TASK PROMPT - Keep every line where the word "name" appears; drop the rest.
+ + + + + + +
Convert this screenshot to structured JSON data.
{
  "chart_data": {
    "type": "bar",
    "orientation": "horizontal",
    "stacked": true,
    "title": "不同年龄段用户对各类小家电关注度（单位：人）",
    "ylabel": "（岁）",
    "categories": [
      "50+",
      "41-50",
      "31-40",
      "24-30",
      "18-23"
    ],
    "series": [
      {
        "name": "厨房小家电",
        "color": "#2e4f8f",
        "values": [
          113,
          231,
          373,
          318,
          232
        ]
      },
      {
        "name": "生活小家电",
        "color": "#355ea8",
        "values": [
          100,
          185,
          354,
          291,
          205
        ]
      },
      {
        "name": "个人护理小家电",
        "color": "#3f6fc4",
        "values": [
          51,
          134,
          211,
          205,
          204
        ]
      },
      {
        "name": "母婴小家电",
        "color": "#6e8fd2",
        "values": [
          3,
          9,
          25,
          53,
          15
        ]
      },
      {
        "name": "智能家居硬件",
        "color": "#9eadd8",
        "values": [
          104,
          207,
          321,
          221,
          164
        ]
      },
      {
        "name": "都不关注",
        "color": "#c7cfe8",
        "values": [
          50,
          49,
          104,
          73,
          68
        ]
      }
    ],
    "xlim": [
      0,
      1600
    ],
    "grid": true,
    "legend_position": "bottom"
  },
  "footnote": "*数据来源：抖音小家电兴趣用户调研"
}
+ + + + + + +
RESPONSE TO THIS EXERCISE -
        "name": "厨房小家电",
        "name": "生活小家电",
        "name": "个人护理小家电",
        "name": "母婴小家电",
        "name": "智能家居硬件",
        "name": "都不关注",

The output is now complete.